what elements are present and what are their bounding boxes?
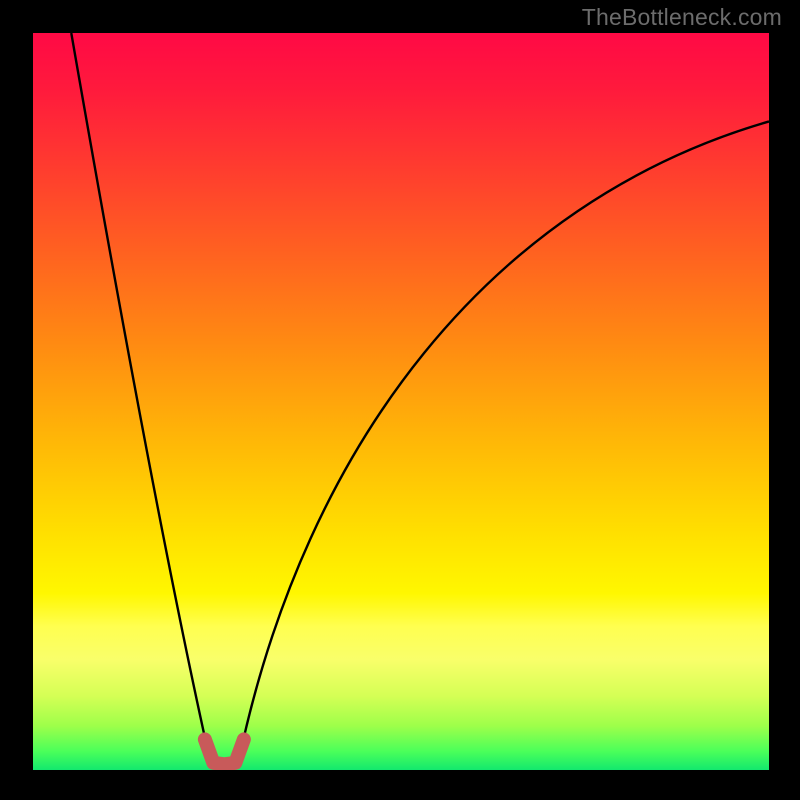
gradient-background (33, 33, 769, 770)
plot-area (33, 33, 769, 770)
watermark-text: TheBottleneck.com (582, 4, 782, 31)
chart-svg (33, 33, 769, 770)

------------------------

Lay out the rows above as a two-column CSV headed instruction and output. Give each row one line, with its text and its answer in separate quoted fields, line breaks turned into spaces, and the pictures left out.

» **ANSWER FOR THE TASK**:
instruction,output
"what elements are present and what are their bounding boxes?","gradient-background (33, 33, 769, 770) plot-area (33, 33, 769, 770) watermark-text: TheBottleneck.com (582, 4, 782, 31) chart-svg (33, 33, 769, 770)"